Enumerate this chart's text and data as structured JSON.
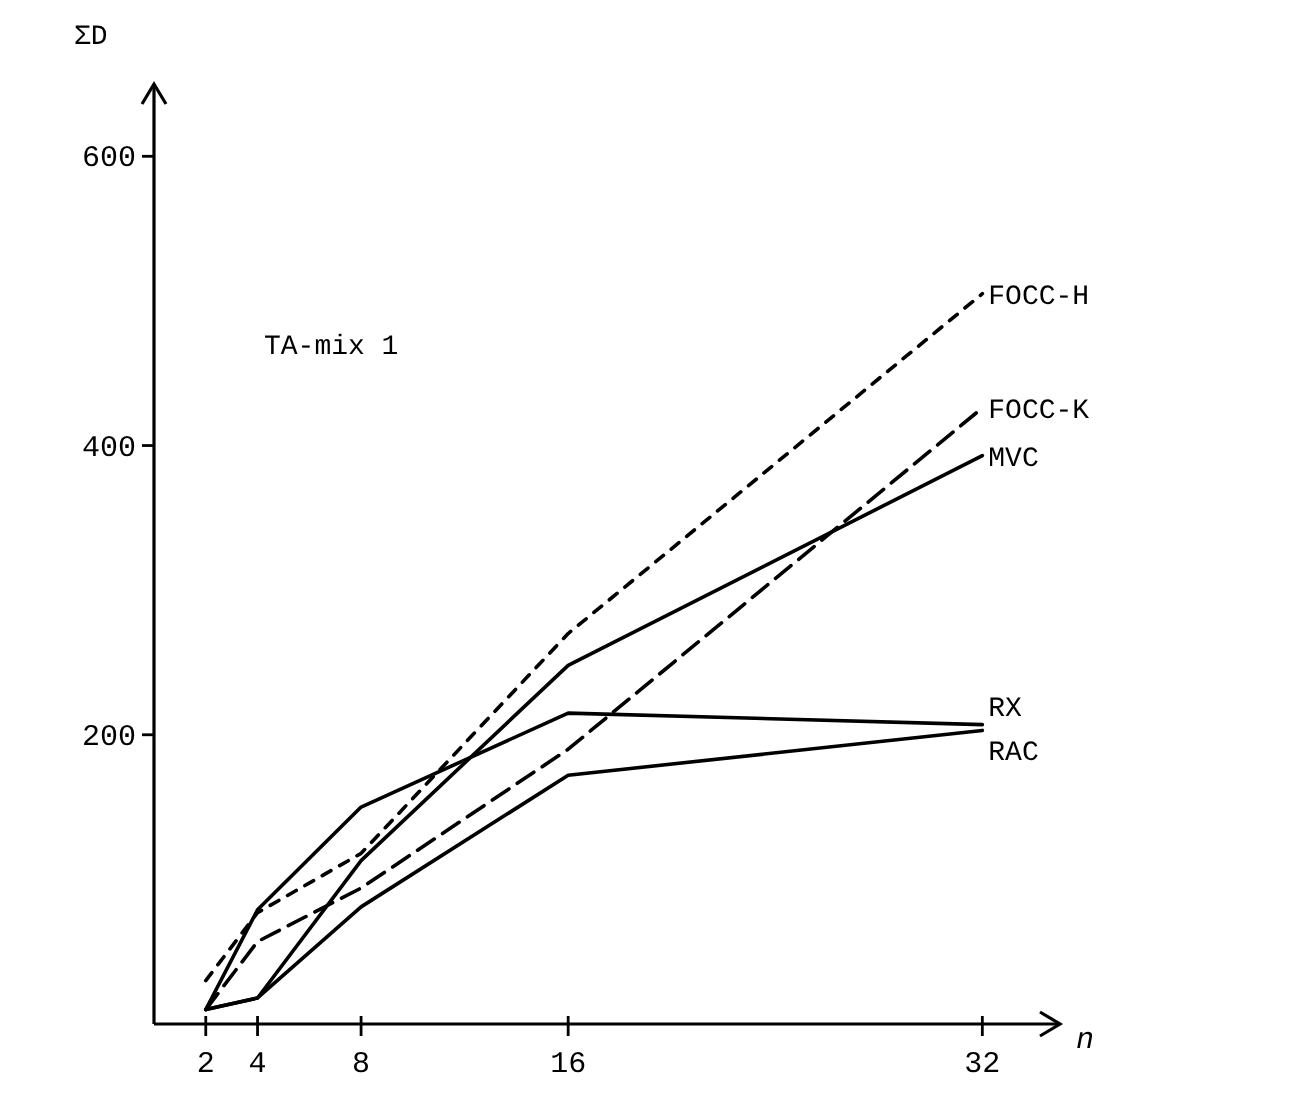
{
  "chart_data": {
    "type": "line",
    "xlabel": "n",
    "ylabel": "ΣD",
    "annotations": [
      "TA-mix 1"
    ],
    "x": [
      2,
      4,
      8,
      16,
      32
    ],
    "xlim": [
      0,
      35
    ],
    "xticks": [
      2,
      4,
      8,
      16,
      32
    ],
    "ylim": [
      0,
      650
    ],
    "yticks": [
      200,
      400,
      600
    ],
    "grid": false,
    "legend": false,
    "marker": "none",
    "series": [
      {
        "name": "FOCC-H",
        "color": "#000000",
        "line_style": "dotted",
        "values": [
          30,
          77,
          118,
          270,
          505
        ]
      },
      {
        "name": "FOCC-K",
        "color": "#000000",
        "line_style": "dashed",
        "values": [
          10,
          57,
          94,
          190,
          426
        ]
      },
      {
        "name": "MVC",
        "color": "#000000",
        "line_style": "solid",
        "values": [
          10,
          18,
          113,
          248,
          393
        ]
      },
      {
        "name": "RX",
        "color": "#000000",
        "line_style": "solid",
        "values": [
          10,
          79,
          150,
          215,
          207
        ]
      },
      {
        "name": "RAC",
        "color": "#000000",
        "line_style": "solid",
        "values": [
          10,
          18,
          81,
          172,
          203
        ]
      }
    ]
  }
}
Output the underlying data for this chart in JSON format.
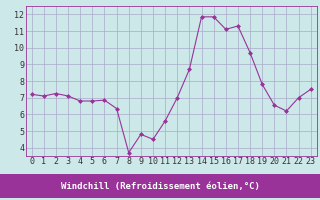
{
  "x": [
    0,
    1,
    2,
    3,
    4,
    5,
    6,
    7,
    8,
    9,
    10,
    11,
    12,
    13,
    14,
    15,
    16,
    17,
    18,
    19,
    20,
    21,
    22,
    23
  ],
  "y": [
    7.2,
    7.1,
    7.25,
    7.1,
    6.8,
    6.8,
    6.85,
    6.35,
    3.7,
    4.8,
    4.5,
    5.6,
    7.0,
    8.7,
    11.85,
    11.85,
    11.1,
    11.3,
    9.7,
    7.8,
    6.55,
    6.2,
    7.0,
    7.5
  ],
  "line_color": "#993399",
  "marker": "D",
  "marker_size": 2.0,
  "xlabel": "Windchill (Refroidissement éolien,°C)",
  "xlabel_fontsize": 6.5,
  "tick_fontsize": 6.0,
  "xlim": [
    -0.5,
    23.5
  ],
  "ylim": [
    3.5,
    12.5
  ],
  "yticks": [
    4,
    5,
    6,
    7,
    8,
    9,
    10,
    11,
    12
  ],
  "xticks": [
    0,
    1,
    2,
    3,
    4,
    5,
    6,
    7,
    8,
    9,
    10,
    11,
    12,
    13,
    14,
    15,
    16,
    17,
    18,
    19,
    20,
    21,
    22,
    23
  ],
  "bg_color": "#cce8e8",
  "grid_color": "#aaaacc",
  "spine_color": "#993399",
  "xlabel_color": "#ffffff",
  "xlabel_bg": "#993399",
  "line_width": 0.8
}
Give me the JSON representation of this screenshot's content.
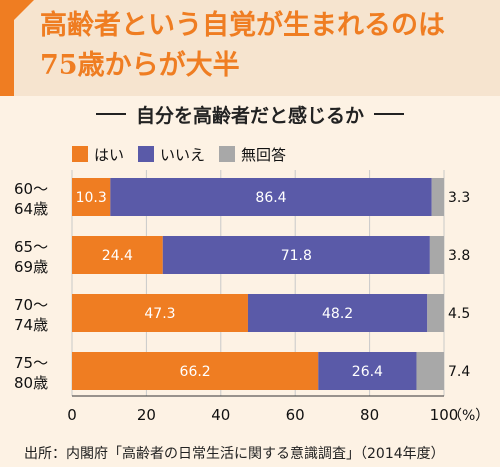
{
  "header": {
    "title": "高齢者という自覚が生まれるのは75歳からが大半",
    "subtitle": "自分を高齢者だと感じるか"
  },
  "legend": [
    {
      "label": "はい",
      "color": "#ef7d22"
    },
    {
      "label": "いいえ",
      "color": "#5a5aa8"
    },
    {
      "label": "無回答",
      "color": "#a8a8a8"
    }
  ],
  "chart_data": {
    "type": "bar",
    "orientation": "horizontal",
    "stacked": true,
    "categories": [
      "60〜64歳",
      "65〜69歳",
      "70〜74歳",
      "75〜80歳"
    ],
    "series": [
      {
        "name": "はい",
        "values": [
          10.3,
          24.4,
          47.3,
          66.2
        ],
        "color": "#ef7d22"
      },
      {
        "name": "いいえ",
        "values": [
          86.4,
          71.8,
          48.2,
          26.4
        ],
        "color": "#5a5aa8"
      },
      {
        "name": "無回答",
        "values": [
          3.3,
          3.8,
          4.5,
          7.4
        ],
        "color": "#a8a8a8"
      }
    ],
    "xlim": [
      0,
      100
    ],
    "x_ticks": [
      "0",
      "20",
      "40",
      "60",
      "80",
      "100"
    ],
    "x_unit": "（%）",
    "grid": true
  },
  "source": "出所：内閣府「高齢者の日常生活に関する意識調査」（2014年度）"
}
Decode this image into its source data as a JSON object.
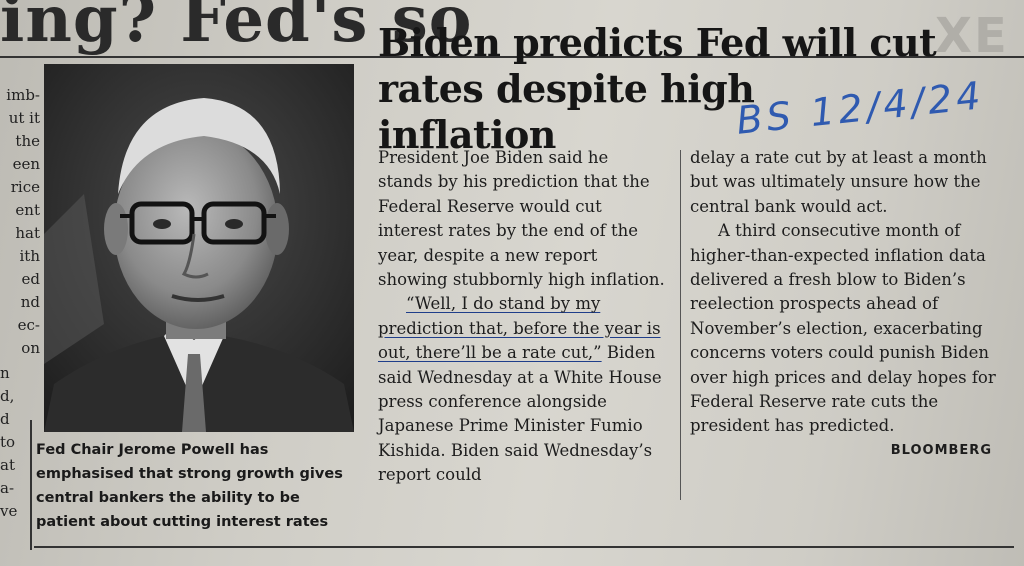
{
  "previous_headline_fragment": "ing? Fed's so",
  "right_fragment": "XE",
  "left_column_fragments": [
    "imb-",
    "ut it",
    "the",
    "een",
    "rice",
    "ent",
    "hat",
    "ith",
    "ed",
    "nd",
    "ec-",
    "on"
  ],
  "left_column_fragments_lower": [
    "n",
    "d,",
    "d",
    "to",
    "at",
    "",
    "a-",
    "ve"
  ],
  "article": {
    "headline": "Biden predicts Fed will cut rates despite high inflation",
    "caption": "Fed Chair Jerome Powell has emphasised that strong growth gives central bankers the ability to be patient about cutting interest rates",
    "col1_p1": "President Joe Biden said he stands by his prediction that the Federal Reserve would cut interest rates by the end of the year, despite a new report showing stubbornly high inflation.",
    "col1_quote": "“Well, I do stand by my prediction that, before the year is out, there’ll be a rate cut,”",
    "col1_p2_rest": " Biden said Wednesday at a White House press conference alongside Japanese Prime Minister Fumio Kishida. Biden said Wednesday’s report could",
    "col2_p1": "delay a rate cut by at least a month but was ultimately unsure how the central bank would act.",
    "col2_p2": "A third consecutive month of higher-than-expected inflation data delivered a fresh blow to Biden’s reelection prospects ahead of November’s election, exacerbating concerns voters could punish Biden over high prices and delay hopes for Federal Reserve rate cuts the president has predicted.",
    "byline": "BLOOMBERG"
  },
  "handwritten_annotation": "BS 12/4/24",
  "colors": {
    "ink": "#1c1c1c",
    "pen": "#2f5ab0",
    "paper": "#d4d2cb"
  }
}
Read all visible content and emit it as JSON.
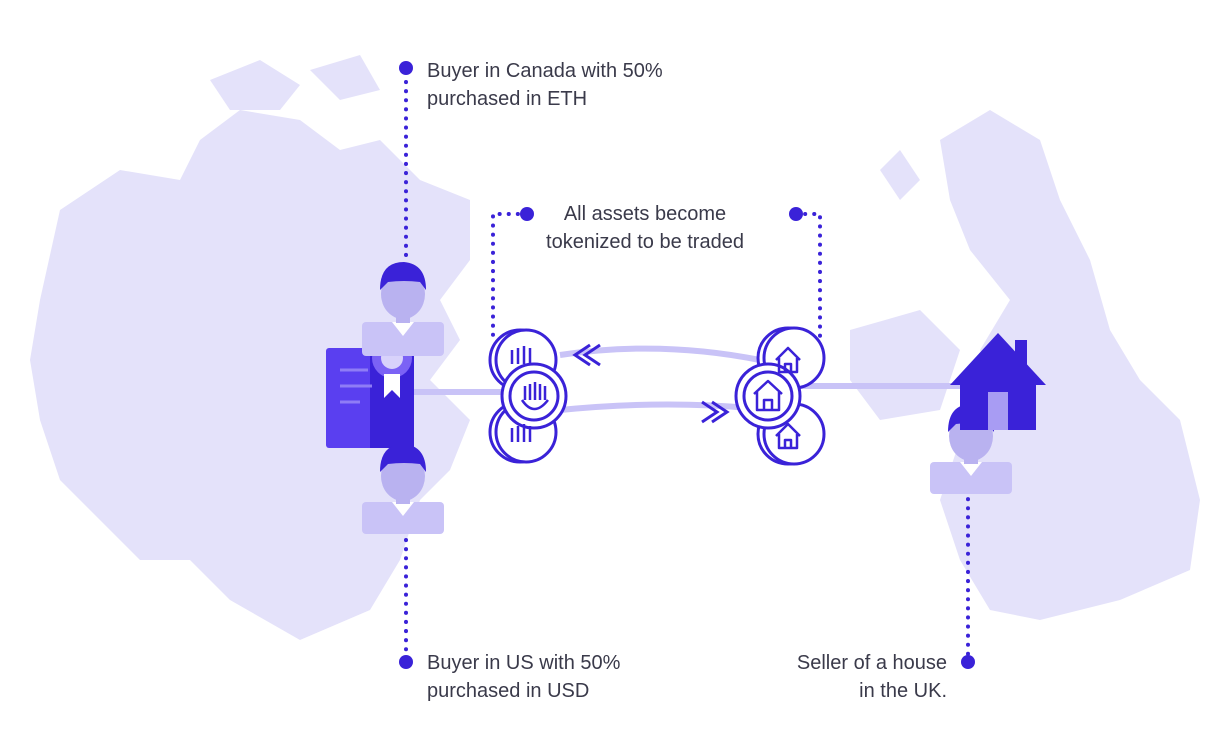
{
  "labels": {
    "buyer_canada": [
      "Buyer in Canada with 50%",
      "purchased in ETH"
    ],
    "buyer_us": [
      "Buyer in US with 50%",
      "purchased in USD"
    ],
    "tokenized": [
      "All assets become",
      "tokenized to be traded"
    ],
    "seller_uk": [
      "Seller of a house",
      "in the UK."
    ]
  },
  "colors": {
    "accent": "#3a22d8",
    "map": "#e4e2fa",
    "person": "#b9b2f0",
    "person_dark": "#3a22d8",
    "text": "#3a3a4a",
    "link": "#c9c3f7"
  },
  "icons": [
    "person-icon",
    "certificate-icon",
    "crypto-token-icon",
    "house-token-icon",
    "house-icon",
    "arrow-icon"
  ]
}
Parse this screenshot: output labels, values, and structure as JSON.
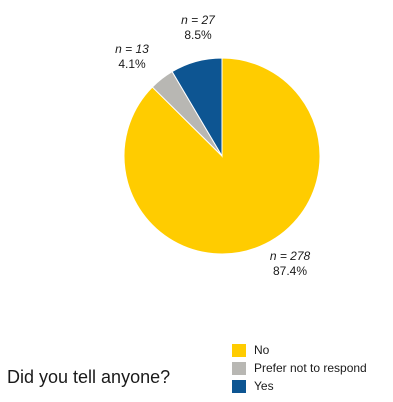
{
  "chart_data": {
    "type": "pie",
    "title": "Did you tell anyone?",
    "legend_position": "bottom-right",
    "slices": [
      {
        "name": "No",
        "n": 278,
        "percent": 87.4,
        "n_text": "n = 278",
        "pct_text": "87.4%",
        "color": "#FFCC00"
      },
      {
        "name": "Prefer not to respond",
        "n": 13,
        "percent": 4.1,
        "n_text": "n = 13",
        "pct_text": "4.1%",
        "color": "#B8B7B3"
      },
      {
        "name": "Yes",
        "n": 27,
        "percent": 8.5,
        "n_text": "n = 27",
        "pct_text": "8.5%",
        "color": "#0D5592"
      }
    ],
    "legend": [
      {
        "label": "No",
        "color": "#FFCC00"
      },
      {
        "label": "Prefer not to respond",
        "color": "#B8B7B3"
      },
      {
        "label": "Yes",
        "color": "#0D5592"
      }
    ]
  }
}
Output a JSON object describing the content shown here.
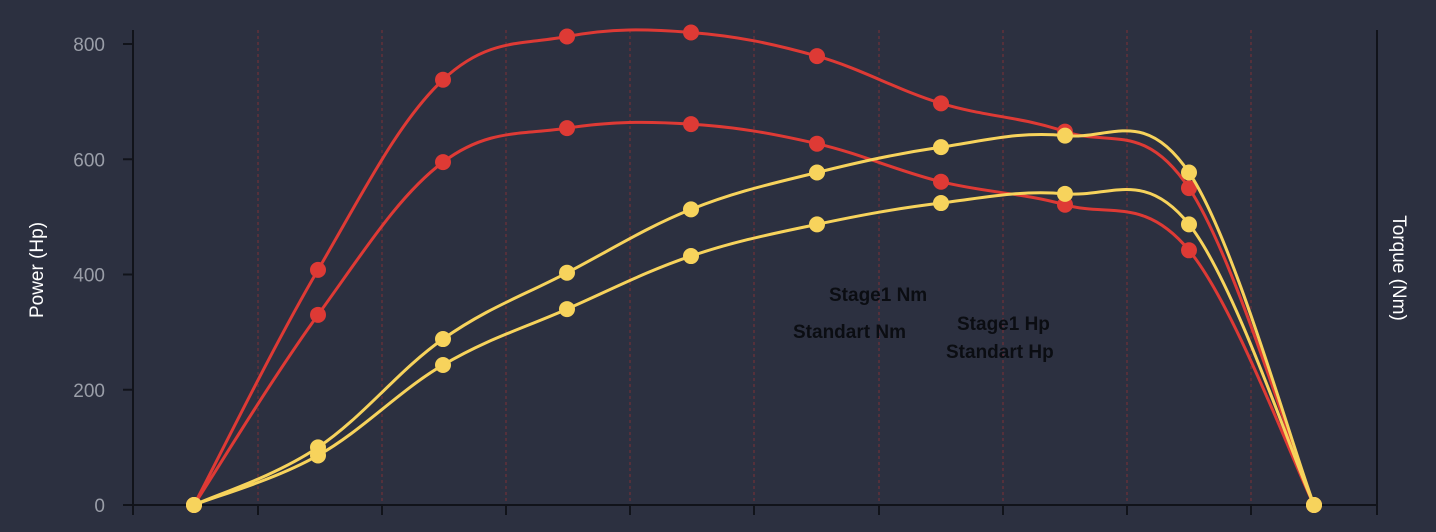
{
  "chart_data": {
    "type": "line",
    "ylabel_left": "Power (Hp)",
    "ylabel_right": "Torque (Nm)",
    "y_ticks": [
      "0",
      "200",
      "400",
      "600",
      "800"
    ],
    "ylim": [
      0,
      820
    ],
    "x": [
      1,
      2,
      3,
      4,
      5,
      6,
      7,
      8,
      9,
      10
    ],
    "grid": "vertical dotted red lines",
    "colors": {
      "background": "#2c3040",
      "red": "#de3a35",
      "yellow": "#f7d35c",
      "axis": "#11131a"
    },
    "series": [
      {
        "name": "Stage1 Nm",
        "color": "#de3a35",
        "values": [
          0,
          408,
          738,
          813,
          820,
          779,
          697,
          648,
          550,
          0
        ]
      },
      {
        "name": "Standart Nm",
        "color": "#de3a35",
        "values": [
          0,
          330,
          595,
          654,
          661,
          627,
          561,
          521,
          442,
          0
        ]
      },
      {
        "name": "Stage1 Hp",
        "color": "#f7d35c",
        "values": [
          0,
          100,
          288,
          403,
          513,
          577,
          621,
          641,
          577,
          0
        ]
      },
      {
        "name": "Standart Hp",
        "color": "#f7d35c",
        "values": [
          0,
          86,
          243,
          340,
          432,
          487,
          524,
          540,
          487,
          0
        ]
      }
    ]
  }
}
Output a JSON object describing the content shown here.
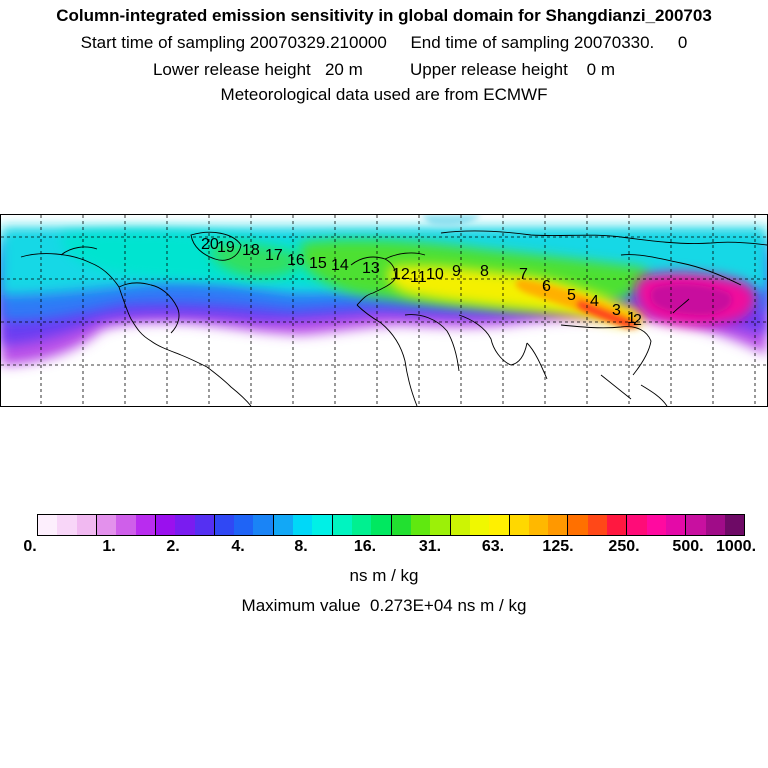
{
  "header": {
    "title": "Column-integrated emission sensitivity in global domain for Shangdianzi_200703",
    "sampling": "Start time of sampling 20070329.210000     End time of sampling 20070330.     0",
    "release": "Lower release height   20 m          Upper release height    0 m",
    "met": "Meteorological data used are from ECMWF"
  },
  "map": {
    "trajectory_labels": [
      "1",
      "2",
      "3",
      "4",
      "5",
      "6",
      "7",
      "8",
      "9",
      "10",
      "11",
      "12",
      "13",
      "14",
      "15",
      "16",
      "17",
      "18",
      "19",
      "20"
    ]
  },
  "colorbar": {
    "colors": [
      "#fdeffd",
      "#f8d6f8",
      "#f1b9f1",
      "#e391ec",
      "#cf5fea",
      "#b92cef",
      "#9a10ee",
      "#7a1cf0",
      "#5530f2",
      "#3048f4",
      "#1f64f6",
      "#1a84f6",
      "#12a8f6",
      "#00d8f8",
      "#00f0e6",
      "#00f4c0",
      "#00f090",
      "#00e860",
      "#22e030",
      "#60e810",
      "#9cf008",
      "#ccf404",
      "#f0f800",
      "#fff000",
      "#ffd800",
      "#ffb800",
      "#ff9800",
      "#ff7000",
      "#ff4818",
      "#ff1840",
      "#ff0c78",
      "#ff0aa0",
      "#e40aa8",
      "#c810a0",
      "#a00c88",
      "#6e0a66"
    ],
    "tick_labels": [
      "0.",
      "1.",
      "2.",
      "4.",
      "8.",
      "16.",
      "31.",
      "63.",
      "125.",
      "250.",
      "500.",
      "1000."
    ],
    "units": "ns m / kg"
  },
  "footer": {
    "max_value": "Maximum value  0.273E+04 ns m / kg"
  }
}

————————

• **Written task**:
Which lines hold the string "despite"? List them all.

• **Final result**:
    "headline": "Biden predicts Fed will cut rates despite high inflation",
    "col1_p1": "President Joe Biden said he stands by his prediction that the Federal Reserve would cut interest rates by the end of the year, despite a new report showing stubbornly high inflation.",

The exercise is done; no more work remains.